SET TASK
Reproduce verbatim only the lines from the one containing "What's the underlying" through the last line below, both included.

THE INPUT
= = = =
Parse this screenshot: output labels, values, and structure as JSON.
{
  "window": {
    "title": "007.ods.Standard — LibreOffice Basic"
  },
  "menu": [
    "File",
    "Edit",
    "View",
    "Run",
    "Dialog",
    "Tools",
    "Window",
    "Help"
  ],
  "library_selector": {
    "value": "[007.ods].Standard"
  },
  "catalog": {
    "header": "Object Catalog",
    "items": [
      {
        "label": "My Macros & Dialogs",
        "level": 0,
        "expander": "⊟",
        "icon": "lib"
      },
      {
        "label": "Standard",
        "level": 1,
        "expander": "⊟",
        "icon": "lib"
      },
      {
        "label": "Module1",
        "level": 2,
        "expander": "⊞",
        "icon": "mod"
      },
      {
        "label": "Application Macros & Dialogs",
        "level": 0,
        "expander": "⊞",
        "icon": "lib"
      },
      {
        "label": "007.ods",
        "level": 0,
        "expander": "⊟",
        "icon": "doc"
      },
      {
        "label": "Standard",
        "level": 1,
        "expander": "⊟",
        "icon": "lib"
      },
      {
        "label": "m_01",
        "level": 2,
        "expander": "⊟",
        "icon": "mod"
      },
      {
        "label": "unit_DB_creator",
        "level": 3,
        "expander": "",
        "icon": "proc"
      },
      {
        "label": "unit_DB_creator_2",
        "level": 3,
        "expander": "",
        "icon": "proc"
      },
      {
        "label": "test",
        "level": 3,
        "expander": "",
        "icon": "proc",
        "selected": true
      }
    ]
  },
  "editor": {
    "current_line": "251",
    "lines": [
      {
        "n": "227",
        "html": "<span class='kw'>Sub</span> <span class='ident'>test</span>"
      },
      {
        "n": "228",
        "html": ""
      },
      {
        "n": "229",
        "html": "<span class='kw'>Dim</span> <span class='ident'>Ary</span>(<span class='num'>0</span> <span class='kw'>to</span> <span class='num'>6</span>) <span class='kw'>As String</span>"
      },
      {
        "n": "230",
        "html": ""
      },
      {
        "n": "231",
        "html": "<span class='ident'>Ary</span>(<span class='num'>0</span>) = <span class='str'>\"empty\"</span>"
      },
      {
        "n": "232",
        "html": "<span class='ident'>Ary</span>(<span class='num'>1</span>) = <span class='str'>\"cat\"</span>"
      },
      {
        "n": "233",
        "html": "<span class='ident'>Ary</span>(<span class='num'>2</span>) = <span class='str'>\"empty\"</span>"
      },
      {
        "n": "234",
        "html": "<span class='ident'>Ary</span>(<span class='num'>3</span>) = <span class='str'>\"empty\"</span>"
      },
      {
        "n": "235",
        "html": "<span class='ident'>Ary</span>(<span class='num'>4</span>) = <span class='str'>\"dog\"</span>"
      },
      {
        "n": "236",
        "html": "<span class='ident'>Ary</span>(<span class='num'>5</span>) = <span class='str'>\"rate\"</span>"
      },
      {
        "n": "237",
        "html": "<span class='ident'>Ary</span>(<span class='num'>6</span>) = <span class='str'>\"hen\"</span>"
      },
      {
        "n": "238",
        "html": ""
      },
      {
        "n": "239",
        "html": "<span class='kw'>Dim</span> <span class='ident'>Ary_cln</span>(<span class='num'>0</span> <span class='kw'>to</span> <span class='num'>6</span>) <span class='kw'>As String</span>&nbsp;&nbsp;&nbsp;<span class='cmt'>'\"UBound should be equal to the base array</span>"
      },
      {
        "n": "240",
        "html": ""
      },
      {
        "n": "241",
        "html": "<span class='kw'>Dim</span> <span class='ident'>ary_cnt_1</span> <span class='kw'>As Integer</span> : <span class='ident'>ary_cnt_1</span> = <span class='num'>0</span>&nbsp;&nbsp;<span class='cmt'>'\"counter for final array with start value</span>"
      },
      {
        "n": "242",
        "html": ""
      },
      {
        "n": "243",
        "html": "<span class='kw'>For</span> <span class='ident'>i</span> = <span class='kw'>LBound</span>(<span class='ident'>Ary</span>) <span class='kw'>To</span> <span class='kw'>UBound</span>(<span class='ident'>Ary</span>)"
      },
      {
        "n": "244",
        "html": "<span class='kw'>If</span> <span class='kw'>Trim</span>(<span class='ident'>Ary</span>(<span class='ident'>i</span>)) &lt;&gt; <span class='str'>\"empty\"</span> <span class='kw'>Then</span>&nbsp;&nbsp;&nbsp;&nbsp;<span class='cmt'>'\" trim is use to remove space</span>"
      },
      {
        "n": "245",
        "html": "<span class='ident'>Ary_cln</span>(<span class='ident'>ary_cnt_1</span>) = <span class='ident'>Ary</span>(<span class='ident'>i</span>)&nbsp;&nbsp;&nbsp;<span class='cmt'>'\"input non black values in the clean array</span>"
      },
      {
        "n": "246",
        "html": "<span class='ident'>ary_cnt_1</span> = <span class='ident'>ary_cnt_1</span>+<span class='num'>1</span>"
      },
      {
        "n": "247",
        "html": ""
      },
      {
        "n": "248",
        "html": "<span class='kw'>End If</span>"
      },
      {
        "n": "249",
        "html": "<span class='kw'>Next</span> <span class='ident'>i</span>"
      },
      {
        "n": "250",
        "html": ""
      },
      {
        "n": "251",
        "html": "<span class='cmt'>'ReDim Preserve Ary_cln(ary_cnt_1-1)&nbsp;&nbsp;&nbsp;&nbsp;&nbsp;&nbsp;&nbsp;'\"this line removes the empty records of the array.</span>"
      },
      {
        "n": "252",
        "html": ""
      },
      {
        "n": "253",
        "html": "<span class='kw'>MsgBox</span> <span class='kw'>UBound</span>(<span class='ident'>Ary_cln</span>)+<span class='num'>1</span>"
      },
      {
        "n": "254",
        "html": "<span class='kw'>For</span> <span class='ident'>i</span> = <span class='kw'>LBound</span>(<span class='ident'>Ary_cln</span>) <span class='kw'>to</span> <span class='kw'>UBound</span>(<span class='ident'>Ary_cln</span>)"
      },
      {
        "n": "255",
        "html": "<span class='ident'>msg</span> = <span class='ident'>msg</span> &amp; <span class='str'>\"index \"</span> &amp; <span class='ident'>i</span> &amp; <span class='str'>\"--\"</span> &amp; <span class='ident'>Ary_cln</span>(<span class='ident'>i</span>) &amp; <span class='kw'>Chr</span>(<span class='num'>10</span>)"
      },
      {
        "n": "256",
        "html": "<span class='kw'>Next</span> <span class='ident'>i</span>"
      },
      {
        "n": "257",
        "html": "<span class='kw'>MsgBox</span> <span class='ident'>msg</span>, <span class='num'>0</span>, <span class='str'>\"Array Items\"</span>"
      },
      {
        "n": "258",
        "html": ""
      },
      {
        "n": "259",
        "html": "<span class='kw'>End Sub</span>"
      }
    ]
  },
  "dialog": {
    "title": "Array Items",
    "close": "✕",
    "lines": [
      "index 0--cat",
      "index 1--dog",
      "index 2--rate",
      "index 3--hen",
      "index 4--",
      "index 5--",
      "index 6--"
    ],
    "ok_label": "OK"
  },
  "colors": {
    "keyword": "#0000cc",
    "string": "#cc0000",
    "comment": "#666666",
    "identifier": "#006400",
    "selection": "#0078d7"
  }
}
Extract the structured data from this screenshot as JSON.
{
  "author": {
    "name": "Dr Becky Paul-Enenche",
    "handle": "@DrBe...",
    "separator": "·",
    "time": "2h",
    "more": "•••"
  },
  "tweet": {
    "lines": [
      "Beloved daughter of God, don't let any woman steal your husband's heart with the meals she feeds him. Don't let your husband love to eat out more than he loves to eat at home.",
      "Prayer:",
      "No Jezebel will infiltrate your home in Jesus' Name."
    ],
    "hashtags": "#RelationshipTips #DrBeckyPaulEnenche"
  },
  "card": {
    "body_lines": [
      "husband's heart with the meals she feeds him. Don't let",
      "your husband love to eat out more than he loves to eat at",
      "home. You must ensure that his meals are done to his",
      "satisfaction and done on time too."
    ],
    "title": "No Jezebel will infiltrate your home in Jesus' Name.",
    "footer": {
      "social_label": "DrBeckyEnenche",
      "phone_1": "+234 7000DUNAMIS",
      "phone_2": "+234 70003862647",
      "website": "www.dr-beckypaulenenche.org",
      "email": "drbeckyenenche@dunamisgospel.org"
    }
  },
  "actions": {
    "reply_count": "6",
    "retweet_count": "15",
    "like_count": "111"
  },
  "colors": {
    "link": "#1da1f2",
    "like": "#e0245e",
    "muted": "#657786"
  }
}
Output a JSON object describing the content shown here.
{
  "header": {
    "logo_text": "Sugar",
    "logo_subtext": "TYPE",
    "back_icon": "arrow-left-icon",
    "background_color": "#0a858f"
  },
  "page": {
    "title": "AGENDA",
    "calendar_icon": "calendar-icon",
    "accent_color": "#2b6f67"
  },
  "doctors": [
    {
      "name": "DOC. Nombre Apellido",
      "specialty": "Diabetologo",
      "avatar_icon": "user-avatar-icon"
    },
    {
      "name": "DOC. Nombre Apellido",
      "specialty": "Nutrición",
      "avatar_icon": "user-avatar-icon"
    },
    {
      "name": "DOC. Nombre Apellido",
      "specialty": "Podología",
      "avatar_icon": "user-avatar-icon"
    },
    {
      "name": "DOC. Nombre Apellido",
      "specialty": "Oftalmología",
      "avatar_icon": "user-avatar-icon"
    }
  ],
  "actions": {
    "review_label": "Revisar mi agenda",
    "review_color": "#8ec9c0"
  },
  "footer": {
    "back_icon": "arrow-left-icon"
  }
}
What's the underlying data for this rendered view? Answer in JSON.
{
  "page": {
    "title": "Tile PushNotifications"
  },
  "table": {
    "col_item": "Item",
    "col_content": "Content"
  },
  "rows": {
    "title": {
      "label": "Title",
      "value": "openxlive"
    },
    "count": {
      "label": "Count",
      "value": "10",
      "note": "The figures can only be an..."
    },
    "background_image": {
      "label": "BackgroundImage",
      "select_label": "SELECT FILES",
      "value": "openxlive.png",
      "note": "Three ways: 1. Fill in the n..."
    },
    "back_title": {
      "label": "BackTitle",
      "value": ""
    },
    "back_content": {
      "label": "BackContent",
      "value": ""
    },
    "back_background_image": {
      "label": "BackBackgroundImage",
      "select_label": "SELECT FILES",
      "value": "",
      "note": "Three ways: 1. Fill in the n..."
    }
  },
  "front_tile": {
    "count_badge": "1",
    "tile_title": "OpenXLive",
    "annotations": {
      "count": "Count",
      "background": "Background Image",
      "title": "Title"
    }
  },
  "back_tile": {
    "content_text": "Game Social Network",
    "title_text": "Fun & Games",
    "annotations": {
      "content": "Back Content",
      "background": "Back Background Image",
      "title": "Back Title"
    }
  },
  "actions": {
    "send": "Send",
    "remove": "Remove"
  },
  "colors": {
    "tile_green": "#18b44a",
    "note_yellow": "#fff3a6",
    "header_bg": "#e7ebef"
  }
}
= = = =
EXERCISE OUTPUT
What's the underlying data for this rendered view? Answer in JSON.
{
  "page": {
    "title": "Tile PushNotifications"
  },
  "table": {
    "col_item": "Item",
    "col_content": "Content"
  },
  "rows": {
    "title": {
      "label": "Title",
      "value": "openxlive"
    },
    "count": {
      "label": "Count",
      "value": "10",
      "note": "The figures can only be an..."
    },
    "background_image": {
      "label": "BackgroundImage",
      "select_label": "SELECT FILES",
      "value": "openxlive.png",
      "note": "Three ways: 1. Fill in the n..."
    },
    "back_title": {
      "label": "BackTitle",
      "value": ""
    },
    "back_content": {
      "label": "BackContent",
      "value": ""
    },
    "back_background_image": {
      "label": "BackBackgroundImage",
      "select_label": "SELECT FILES",
      "value": "",
      "note": "Three ways: 1. Fill in the n..."
    }
  },
  "front_tile": {
    "count_badge": "1",
    "tile_title": "OpenXLive",
    "annotations": {
      "count": "Count",
      "background": "Background Image",
      "title": "Title"
    }
  },
  "back_tile": {
    "content_text": "Game Social Network",
    "title_text": "Fun & Games",
    "annotations": {
      "content": "Back Content",
      "background": "Back Background Image",
      "title": "Back Title"
    }
  },
  "actions": {
    "send": "Send",
    "remove": "Remove"
  },
  "colors": {
    "tile_green": "#18b44a",
    "note_yellow": "#fff3a6",
    "header_bg": "#e7ebef"
  }
}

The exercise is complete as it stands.